What the task requires: Write out all records as given; omit images.

Entries provided:
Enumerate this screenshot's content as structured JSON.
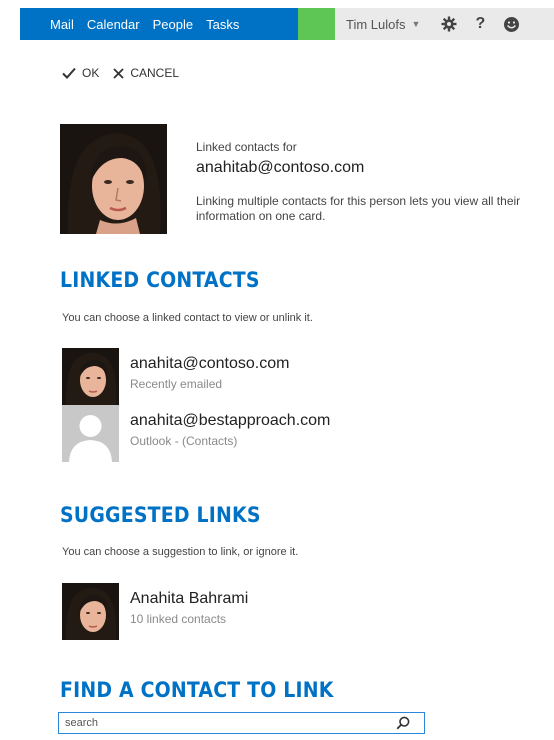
{
  "nav": {
    "items": [
      {
        "label": "Mail"
      },
      {
        "label": "Calendar"
      },
      {
        "label": "People"
      },
      {
        "label": "Tasks"
      }
    ],
    "active": "People",
    "user_name": "Tim Lulofs",
    "icons": [
      "settings-gear-icon",
      "help-icon",
      "smiley-icon"
    ],
    "help_label": "?"
  },
  "commands": {
    "ok_label": "OK",
    "cancel_label": "CANCEL"
  },
  "header": {
    "linked_for_label": "Linked contacts for",
    "email": "anahitab@contoso.com",
    "description": "Linking multiple contacts for this person lets you view all their information on one card."
  },
  "linked_contacts": {
    "title": "LINKED CONTACTS",
    "hint": "You can choose a linked contact to view or unlink it.",
    "items": [
      {
        "name": "anahita@contoso.com",
        "sub": "Recently emailed",
        "avatar": "photo"
      },
      {
        "name": "anahita@bestapproach.com",
        "sub": "Outlook - (Contacts)",
        "avatar": "placeholder"
      }
    ]
  },
  "suggested_links": {
    "title": "SUGGESTED LINKS",
    "hint": "You can choose a suggestion to link, or ignore it.",
    "items": [
      {
        "name": "Anahita Bahrami",
        "sub": "10 linked contacts",
        "avatar": "photo"
      }
    ]
  },
  "find_contact": {
    "title": "FIND A CONTACT TO LINK",
    "search_placeholder": "search"
  },
  "colors": {
    "nav_blue": "#0072c6",
    "accent_green": "#5dc654",
    "title_blue": "#0072c6"
  }
}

Completed exercise:
Enumerate this screenshot's content as structured JSON.
{
  "nav": {
    "items": [
      {
        "label": "Mail"
      },
      {
        "label": "Calendar"
      },
      {
        "label": "People"
      },
      {
        "label": "Tasks"
      }
    ],
    "active": "People",
    "user_name": "Tim Lulofs",
    "icons": [
      "settings-gear-icon",
      "help-icon",
      "smiley-icon"
    ],
    "help_label": "?"
  },
  "commands": {
    "ok_label": "OK",
    "cancel_label": "CANCEL"
  },
  "header": {
    "linked_for_label": "Linked contacts for",
    "email": "anahitab@contoso.com",
    "description": "Linking multiple contacts for this person lets you view all their information on one card."
  },
  "linked_contacts": {
    "title": "LINKED CONTACTS",
    "hint": "You can choose a linked contact to view or unlink it.",
    "items": [
      {
        "name": "anahita@contoso.com",
        "sub": "Recently emailed",
        "avatar": "photo"
      },
      {
        "name": "anahita@bestapproach.com",
        "sub": "Outlook - (Contacts)",
        "avatar": "placeholder"
      }
    ]
  },
  "suggested_links": {
    "title": "SUGGESTED LINKS",
    "hint": "You can choose a suggestion to link, or ignore it.",
    "items": [
      {
        "name": "Anahita Bahrami",
        "sub": "10 linked contacts",
        "avatar": "photo"
      }
    ]
  },
  "find_contact": {
    "title": "FIND A CONTACT TO LINK",
    "search_placeholder": "search"
  },
  "colors": {
    "nav_blue": "#0072c6",
    "accent_green": "#5dc654",
    "title_blue": "#0072c6"
  }
}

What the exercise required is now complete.